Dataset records
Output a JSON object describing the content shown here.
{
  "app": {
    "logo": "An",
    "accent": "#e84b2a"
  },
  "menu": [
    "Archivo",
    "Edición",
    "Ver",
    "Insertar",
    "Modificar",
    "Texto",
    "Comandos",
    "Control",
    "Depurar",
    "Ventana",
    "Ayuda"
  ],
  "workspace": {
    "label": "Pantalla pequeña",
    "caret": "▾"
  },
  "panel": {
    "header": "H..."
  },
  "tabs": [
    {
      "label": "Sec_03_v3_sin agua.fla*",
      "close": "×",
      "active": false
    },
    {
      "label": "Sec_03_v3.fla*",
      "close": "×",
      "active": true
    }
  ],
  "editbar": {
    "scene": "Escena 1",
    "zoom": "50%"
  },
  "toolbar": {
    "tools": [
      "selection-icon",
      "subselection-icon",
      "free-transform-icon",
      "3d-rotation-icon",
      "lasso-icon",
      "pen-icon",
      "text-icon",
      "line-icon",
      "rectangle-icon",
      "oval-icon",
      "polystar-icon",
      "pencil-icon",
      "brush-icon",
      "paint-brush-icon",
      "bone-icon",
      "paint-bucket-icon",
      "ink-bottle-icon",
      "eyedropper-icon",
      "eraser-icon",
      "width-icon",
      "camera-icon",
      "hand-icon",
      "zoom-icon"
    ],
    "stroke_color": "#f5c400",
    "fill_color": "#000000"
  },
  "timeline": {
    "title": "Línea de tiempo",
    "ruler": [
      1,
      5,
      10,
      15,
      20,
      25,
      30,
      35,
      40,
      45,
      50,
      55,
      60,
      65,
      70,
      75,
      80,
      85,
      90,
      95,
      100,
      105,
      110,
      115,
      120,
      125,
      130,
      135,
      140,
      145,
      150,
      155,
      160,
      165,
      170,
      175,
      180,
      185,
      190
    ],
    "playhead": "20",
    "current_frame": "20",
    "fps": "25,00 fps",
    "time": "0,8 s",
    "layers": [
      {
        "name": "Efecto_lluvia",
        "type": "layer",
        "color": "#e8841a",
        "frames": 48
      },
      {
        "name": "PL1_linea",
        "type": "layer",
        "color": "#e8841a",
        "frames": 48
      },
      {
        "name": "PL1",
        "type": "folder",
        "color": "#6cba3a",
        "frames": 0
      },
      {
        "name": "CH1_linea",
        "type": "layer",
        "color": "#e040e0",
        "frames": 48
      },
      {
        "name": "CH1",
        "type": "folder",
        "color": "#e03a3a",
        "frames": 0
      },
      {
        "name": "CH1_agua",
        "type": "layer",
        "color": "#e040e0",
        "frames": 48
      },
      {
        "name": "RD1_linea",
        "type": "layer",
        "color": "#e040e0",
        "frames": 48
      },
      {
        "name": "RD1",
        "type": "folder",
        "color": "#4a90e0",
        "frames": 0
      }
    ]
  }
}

## Objective:
The records above must be output exactly, in full.

## Exercise result:
Output a JSON object describing the content shown here.
{
  "app": {
    "logo": "An",
    "accent": "#e84b2a"
  },
  "menu": [
    "Archivo",
    "Edición",
    "Ver",
    "Insertar",
    "Modificar",
    "Texto",
    "Comandos",
    "Control",
    "Depurar",
    "Ventana",
    "Ayuda"
  ],
  "workspace": {
    "label": "Pantalla pequeña",
    "caret": "▾"
  },
  "panel": {
    "header": "H..."
  },
  "tabs": [
    {
      "label": "Sec_03_v3_sin agua.fla*",
      "close": "×",
      "active": false
    },
    {
      "label": "Sec_03_v3.fla*",
      "close": "×",
      "active": true
    }
  ],
  "editbar": {
    "scene": "Escena 1",
    "zoom": "50%"
  },
  "toolbar": {
    "tools": [
      "selection-icon",
      "subselection-icon",
      "free-transform-icon",
      "3d-rotation-icon",
      "lasso-icon",
      "pen-icon",
      "text-icon",
      "line-icon",
      "rectangle-icon",
      "oval-icon",
      "polystar-icon",
      "pencil-icon",
      "brush-icon",
      "paint-brush-icon",
      "bone-icon",
      "paint-bucket-icon",
      "ink-bottle-icon",
      "eyedropper-icon",
      "eraser-icon",
      "width-icon",
      "camera-icon",
      "hand-icon",
      "zoom-icon"
    ],
    "stroke_color": "#f5c400",
    "fill_color": "#000000"
  },
  "timeline": {
    "title": "Línea de tiempo",
    "ruler": [
      1,
      5,
      10,
      15,
      20,
      25,
      30,
      35,
      40,
      45,
      50,
      55,
      60,
      65,
      70,
      75,
      80,
      85,
      90,
      95,
      100,
      105,
      110,
      115,
      120,
      125,
      130,
      135,
      140,
      145,
      150,
      155,
      160,
      165,
      170,
      175,
      180,
      185,
      190
    ],
    "playhead": "20",
    "current_frame": "20",
    "fps": "25,00 fps",
    "time": "0,8 s",
    "layers": [
      {
        "name": "Efecto_lluvia",
        "type": "layer",
        "color": "#e8841a",
        "frames": 48
      },
      {
        "name": "PL1_linea",
        "type": "layer",
        "color": "#e8841a",
        "frames": 48
      },
      {
        "name": "PL1",
        "type": "folder",
        "color": "#6cba3a",
        "frames": 0
      },
      {
        "name": "CH1_linea",
        "type": "layer",
        "color": "#e040e0",
        "frames": 48
      },
      {
        "name": "CH1",
        "type": "folder",
        "color": "#e03a3a",
        "frames": 0
      },
      {
        "name": "CH1_agua",
        "type": "layer",
        "color": "#e040e0",
        "frames": 48
      },
      {
        "name": "RD1_linea",
        "type": "layer",
        "color": "#e040e0",
        "frames": 48
      },
      {
        "name": "RD1",
        "type": "folder",
        "color": "#4a90e0",
        "frames": 0
      }
    ]
  }
}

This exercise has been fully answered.